Return the records word for word. Any pictures in them are not part of the copy.

Stored items:
* Begin *

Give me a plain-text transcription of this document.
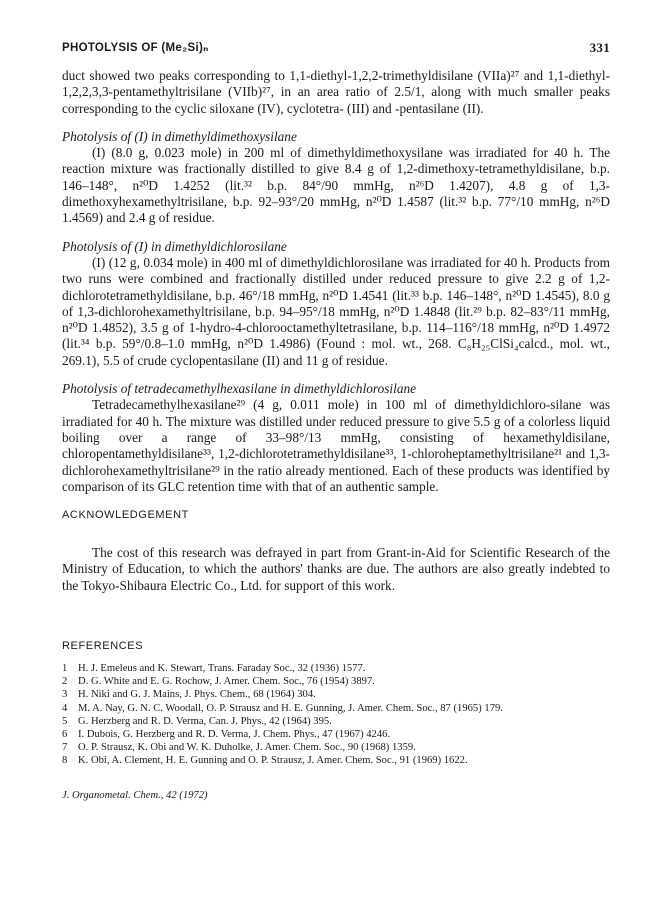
PHOTOLYSIS OF (Me₂Si)ₙ	331

duct showed two peaks corresponding to 1,1-diethyl-1,2,2-trimethyldisilane (VIIa)²⁷ and 1,1-diethyl-1,2,2,3,3-pentamethyltrisilane (VIIb)²⁷, in an area ratio of 2.5/1, along with much smaller peaks corresponding to the cyclic siloxane (IV), cyclotetra- (III) and -pentasilane (II).

Photolysis of (I) in dimethyldimethoxysilane

(I) (8.0 g, 0.023 mole) in 200 ml of dimethyldimethoxysilane was irradiated for 40 h. The reaction mixture was fractionally distilled to give 8.4 g of 1,2-dimethoxy-tetramethyldisilane, b.p. 146–148°, n²⁰D 1.4252 (lit.³² b.p. 84°/90 mmHg, n²⁶D 1.4207), 4.8 g of 1,3-dimethoxyhexamethyltrisilane, b.p. 92–93°/20 mmHg, n²⁰D 1.4587 (lit.³² b.p. 77°/10 mmHg, n²⁶D 1.4569) and 2.4 g of residue.

Photolysis of (I) in dimethyldichlorosilane

(I) (12 g, 0.034 mole) in 400 ml of dimethyldichlorosilane was irradiated for 40 h. Products from two runs were combined and fractionally distilled under reduced pressure to give 2.2 g of 1,2-dichlorotetramethyldisilane, b.p. 46°/18 mmHg, n²⁰D 1.4541 (lit.³³ b.p. 146–148°, n²⁰D 1.4545), 8.0 g of 1,3-dichlorohexamethyltrisilane, b.p. 94–95°/18 mmHg, n²⁰D 1.4848 (lit.²⁹ b.p. 82–83°/11 mmHg, n²⁰D 1.4852), 3.5 g of 1-hydro-4-chlorooctamethyltetrasilane, b.p. 114–116°/18 mmHg, n²⁰D 1.4972 (lit.³⁴ b.p. 59°/0.8–1.0 mmHg, n²⁰D 1.4986) (Found : mol. wt., 268. C₈H₂₅ClSi₄calcd., mol. wt., 269.1), 5.5 of crude cyclopentasilane (II) and 11 g of residue.

Photolysis of tetradecamethylhexasilane in dimethyldichlorosilane

Tetradecamethylhexasilane²⁹ (4 g, 0.011 mole) in 100 ml of dimethyldichloro-silane was irradiated for 40 h. The mixture was distilled under reduced pressure to give 5.5 g of a colorless liquid boiling over a range of 33–98°/13 mmHg, consisting of hexamethyldisilane, chloropentamethyldisilane³³, 1,2-dichlorotetramethyldisilane³³, 1-chloroheptamethyltrisilane²¹ and 1,3-dichlorohexamethyltrisilane²⁹ in the ratio already mentioned. Each of these products was identified by comparison of its GLC retention time with that of an authentic sample.

ACKNOWLEDGEMENT

The cost of this research was defrayed in part from Grant-in-Aid for Scientific Research of the Ministry of Education, to which the authors' thanks are due. The authors are also greatly indebted to the Tokyo-Shibaura Electric Co., Ltd. for support of this work.

REFERENCES
1	H. J. Emeleus and K. Stewart, Trans. Faraday Soc., 32 (1936) 1577.
2	D. G. White and E. G. Rochow, J. Amer. Chem. Soc., 76 (1954) 3897.
3	H. Niki and G. J. Mains, J. Phys. Chem., 68 (1964) 304.
4	M. A. Nay, G. N. C. Woodall, O. P. Strausz and H. E. Gunning, J. Amer. Chem. Soc., 87 (1965) 179.
5	G. Herzberg and R. D. Verma, Can. J. Phys., 42 (1964) 395.
6	I. Dubois, G. Herzberg and R. D. Verma, J. Chem. Phys., 47 (1967) 4246.
7	O. P. Strausz, K. Obi and W. K. Duholke, J. Amer. Chem. Soc., 90 (1968) 1359.
8	K. Obi, A. Clement, H. E. Gunning and O. P. Strausz, J. Amer. Chem. Soc., 91 (1969) 1622.
J. Organometal. Chem., 42 (1972)
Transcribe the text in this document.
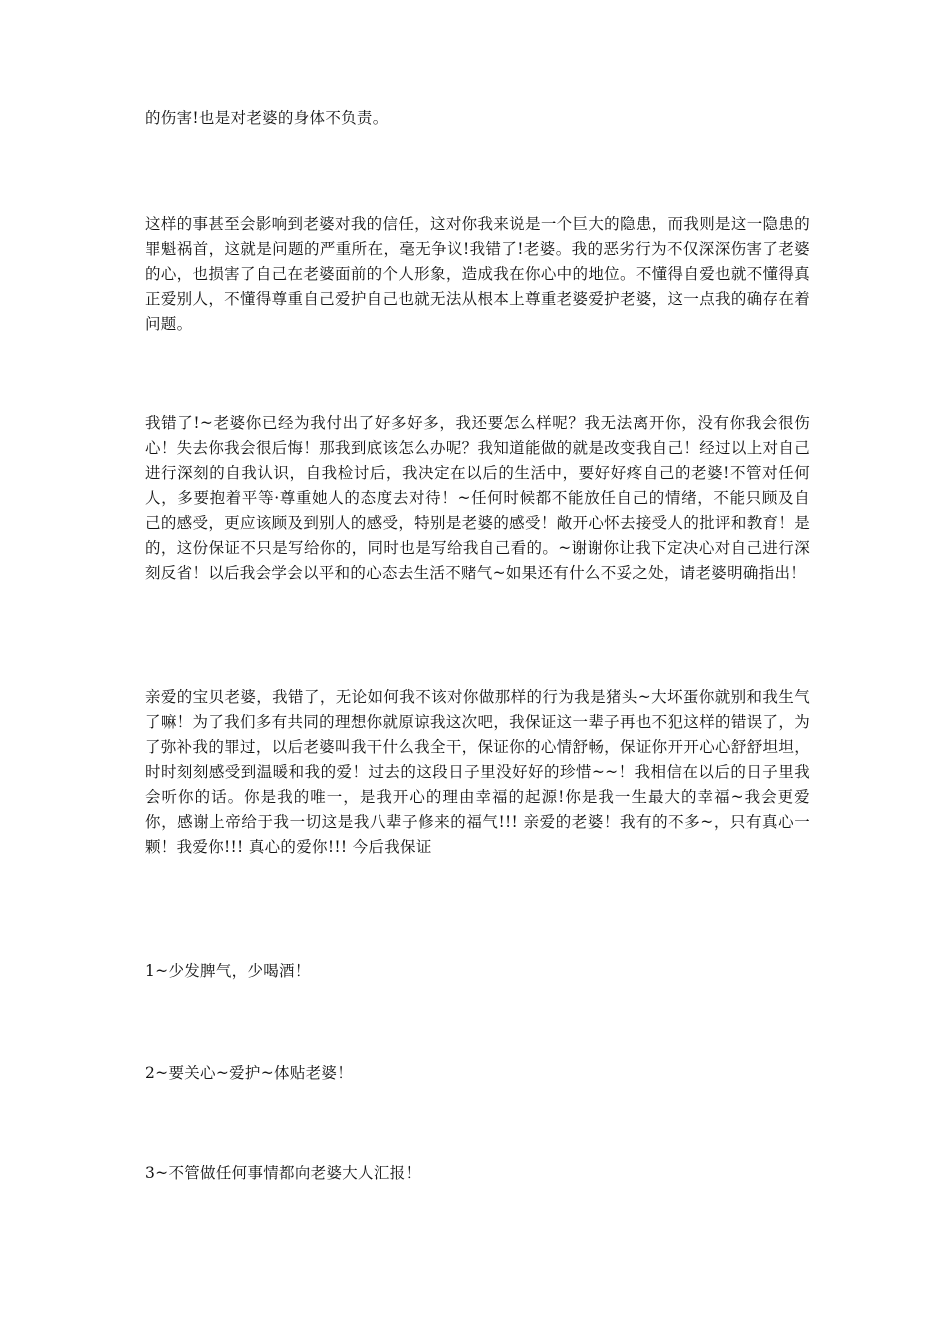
的伤害!也是对老婆的身体不负责。

这样的事甚至会影响到老婆对我的信任，这对你我来说是一个巨大的隐患，而我则是这一隐患的罪魁祸首，这就是问题的严重所在，毫无争议!我错了!老婆。我的恶劣行为不仅深深伤害了老婆的心，也损害了自己在老婆面前的个人形象，造成我在你心中的地位。不懂得自爱也就不懂得真正爱别人，不懂得尊重自己爱护自己也就无法从根本上尊重老婆爱护老婆，这一点我的确存在着问题。

我错了!~老婆你已经为我付出了好多好多，我还要怎么样呢？我无法离开你，没有你我会很伤心！失去你我会很后悔！那我到底该怎么办呢？我知道能做的就是改变我自己！经过以上对自己进行深刻的自我认识，自我检讨后，我决定在以后的生活中，要好好疼自己的老婆!不管对任何人，多要抱着平等·尊重她人的态度去对待！~任何时候都不能放任自己的情绪，不能只顾及自己的感受，更应该顾及到别人的感受，特别是老婆的感受！敞开心怀去接受人的批评和教育！是的，这份保证不只是写给你的，同时也是写给我自己看的。~谢谢你让我下定决心对自己进行深刻反省！以后我会学会以平和的心态去生活不赌气~如果还有什么不妥之处，请老婆明确指出！

亲爱的宝贝老婆，我错了，无论如何我不该对你做那样的行为我是猪头~大坏蛋你就别和我生气了嘛！为了我们多有共同的理想你就原谅我这次吧，我保证这一辈子再也不犯这样的错误了，为了弥补我的罪过，以后老婆叫我干什么我全干，保证你的心情舒畅，保证你开开心心舒舒坦坦，时时刻刻感受到温暖和我的爱！过去的这段日子里没好好的珍惜~~！我相信在以后的日子里我会听你的话。你是我的唯一，是我开心的理由幸福的起源!你是我一生最大的幸福~我会更爱你，感谢上帝给于我一切这是我八辈子修来的福气!!! 亲爱的老婆！我有的不多~，只有真心一颗！我爱你!!! 真心的爱你!!! 今后我保证

1~少发脾气，少喝酒！

2~要关心~爱护~体贴老婆！

3~不管做任何事情都向老婆大人汇报！
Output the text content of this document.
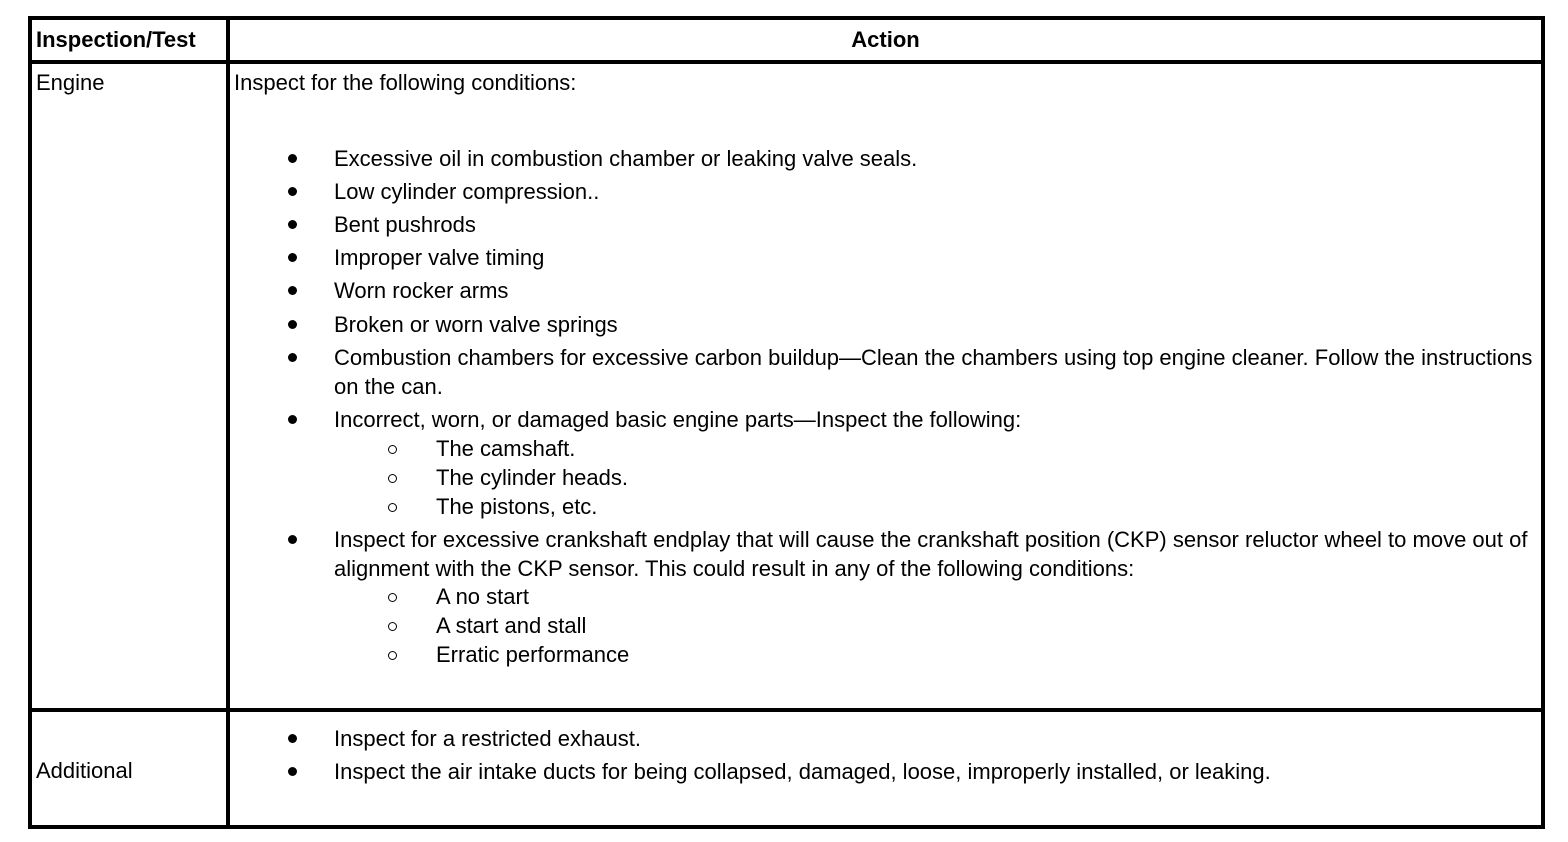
Inspection/Test	Action
Engine	Inspect for the following conditions:
Excessive oil in combustion chamber or leaking valve seals.
Low cylinder compression..
Bent pushrods
Improper valve timing
Worn rocker arms
Broken or worn valve springs
Combustion chambers for excessive carbon buildup—Clean the chambers using top engine cleaner. Follow the instructions on the can.
Incorrect, worn, or damaged basic engine parts—Inspect the following:
The camshaft.
The cylinder heads.
The pistons, etc.
Inspect for excessive crankshaft endplay that will cause the crankshaft position (CKP) sensor reluctor wheel to move out of alignment with the CKP sensor. This could result in any of the following conditions:
A no start
A start and stall
Erratic performance
Additional
Inspect for a restricted exhaust.
Inspect the air intake ducts for being collapsed, damaged, loose, improperly installed, or leaking.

* End *

** Answer to the problem **
Give me a plain-text transcription of this document.
PHOTOLYSIS OF (Me₂Si)ₙ	331

duct showed two peaks corresponding to 1,1-diethyl-1,2,2-trimethyldisilane (VIIa)²⁷ and 1,1-diethyl-1,2,2,3,3-pentamethyltrisilane (VIIb)²⁷, in an area ratio of 2.5/1, along with much smaller peaks corresponding to the cyclic siloxane (IV), cyclotetra- (III) and -pentasilane (II).

Photolysis of (I) in dimethyldimethoxysilane

(I) (8.0 g, 0.023 mole) in 200 ml of dimethyldimethoxysilane was irradiated for 40 h. The reaction mixture was fractionally distilled to give 8.4 g of 1,2-dimethoxy-tetramethyldisilane, b.p. 146–148°, n²⁰D 1.4252 (lit.³² b.p. 84°/90 mmHg, n²⁶D 1.4207), 4.8 g of 1,3-dimethoxyhexamethyltrisilane, b.p. 92–93°/20 mmHg, n²⁰D 1.4587 (lit.³² b.p. 77°/10 mmHg, n²⁶D 1.4569) and 2.4 g of residue.

Photolysis of (I) in dimethyldichlorosilane

(I) (12 g, 0.034 mole) in 400 ml of dimethyldichlorosilane was irradiated for 40 h. Products from two runs were combined and fractionally distilled under reduced pressure to give 2.2 g of 1,2-dichlorotetramethyldisilane, b.p. 46°/18 mmHg, n²⁰D 1.4541 (lit.³³ b.p. 146–148°, n²⁰D 1.4545), 8.0 g of 1,3-dichlorohexamethyltrisilane, b.p. 94–95°/18 mmHg, n²⁰D 1.4848 (lit.²⁹ b.p. 82–83°/11 mmHg, n²⁰D 1.4852), 3.5 g of 1-hydro-4-chlorooctamethyltetrasilane, b.p. 114–116°/18 mmHg, n²⁰D 1.4972 (lit.³⁴ b.p. 59°/0.8–1.0 mmHg, n²⁰D 1.4986) (Found : mol. wt., 268. C₈H₂₅ClSi₄calcd., mol. wt., 269.1), 5.5 of crude cyclopentasilane (II) and 11 g of residue.

Photolysis of tetradecamethylhexasilane in dimethyldichlorosilane

Tetradecamethylhexasilane²⁹ (4 g, 0.011 mole) in 100 ml of dimethyldichloro-silane was irradiated for 40 h. The mixture was distilled under reduced pressure to give 5.5 g of a colorless liquid boiling over a range of 33–98°/13 mmHg, consisting of hexamethyldisilane, chloropentamethyldisilane³³, 1,2-dichlorotetramethyldisilane³³, 1-chloroheptamethyltrisilane²¹ and 1,3-dichlorohexamethyltrisilane²⁹ in the ratio already mentioned. Each of these products was identified by comparison of its GLC retention time with that of an authentic sample.

ACKNOWLEDGEMENT

The cost of this research was defrayed in part from Grant-in-Aid for Scientific Research of the Ministry of Education, to which the authors' thanks are due. The authors are also greatly indebted to the Tokyo-Shibaura Electric Co., Ltd. for support of this work.

REFERENCES
1	H. J. Emeleus and K. Stewart, Trans. Faraday Soc., 32 (1936) 1577.
2	D. G. White and E. G. Rochow, J. Amer. Chem. Soc., 76 (1954) 3897.
3	H. Niki and G. J. Mains, J. Phys. Chem., 68 (1964) 304.
4	M. A. Nay, G. N. C. Woodall, O. P. Strausz and H. E. Gunning, J. Amer. Chem. Soc., 87 (1965) 179.
5	G. Herzberg and R. D. Verma, Can. J. Phys., 42 (1964) 395.
6	I. Dubois, G. Herzberg and R. D. Verma, J. Chem. Phys., 47 (1967) 4246.
7	O. P. Strausz, K. Obi and W. K. Duholke, J. Amer. Chem. Soc., 90 (1968) 1359.
8	K. Obi, A. Clement, H. E. Gunning and O. P. Strausz, J. Amer. Chem. Soc., 91 (1969) 1622.
J. Organometal. Chem., 42 (1972)
Transcribe the text in this document.
的伤害!也是对老婆的身体不负责。

这样的事甚至会影响到老婆对我的信任，这对你我来说是一个巨大的隐患，而我则是这一隐患的罪魁祸首，这就是问题的严重所在，毫无争议!我错了!老婆。我的恶劣行为不仅深深伤害了老婆的心，也损害了自己在老婆面前的个人形象，造成我在你心中的地位。不懂得自爱也就不懂得真正爱别人，不懂得尊重自己爱护自己也就无法从根本上尊重老婆爱护老婆，这一点我的确存在着问题。

我错了!~老婆你已经为我付出了好多好多，我还要怎么样呢？我无法离开你，没有你我会很伤心！失去你我会很后悔！那我到底该怎么办呢？我知道能做的就是改变我自己！经过以上对自己进行深刻的自我认识，自我检讨后，我决定在以后的生活中，要好好疼自己的老婆!不管对任何人，多要抱着平等·尊重她人的态度去对待！~任何时候都不能放任自己的情绪，不能只顾及自己的感受，更应该顾及到别人的感受，特别是老婆的感受！敞开心怀去接受人的批评和教育！是的，这份保证不只是写给你的，同时也是写给我自己看的。~谢谢你让我下定决心对自己进行深刻反省！以后我会学会以平和的心态去生活不赌气~如果还有什么不妥之处，请老婆明确指出！

亲爱的宝贝老婆，我错了，无论如何我不该对你做那样的行为我是猪头~大坏蛋你就别和我生气了嘛！为了我们多有共同的理想你就原谅我这次吧，我保证这一辈子再也不犯这样的错误了，为了弥补我的罪过，以后老婆叫我干什么我全干，保证你的心情舒畅，保证你开开心心舒舒坦坦，时时刻刻感受到温暖和我的爱！过去的这段日子里没好好的珍惜~~！我相信在以后的日子里我会听你的话。你是我的唯一，是我开心的理由幸福的起源!你是我一生最大的幸福~我会更爱你，感谢上帝给于我一切这是我八辈子修来的福气!!! 亲爱的老婆！我有的不多~，只有真心一颗！我爱你!!! 真心的爱你!!! 今后我保证

1~少发脾气，少喝酒！

2~要关心~爱护~体贴老婆！

3~不管做任何事情都向老婆大人汇报！
Output the text content of this document.
Inspection/Test	Action
Engine	Inspect for the following conditions:
Excessive oil in combustion chamber or leaking valve seals.
Low cylinder compression..
Bent pushrods
Improper valve timing
Worn rocker arms
Broken or worn valve springs
Combustion chambers for excessive carbon buildup—Clean the chambers using top engine cleaner. Follow the instructions on the can.
Incorrect, worn, or damaged basic engine parts—Inspect the following:
The camshaft.
The cylinder heads.
The pistons, etc.
Inspect for excessive crankshaft endplay that will cause the crankshaft position (CKP) sensor reluctor wheel to move out of alignment with the CKP sensor. This could result in any of the following conditions:
A no start
A start and stall
Erratic performance
Additional
Inspect for a restricted exhaust.
Inspect the air intake ducts for being collapsed, damaged, loose, improperly installed, or leaking.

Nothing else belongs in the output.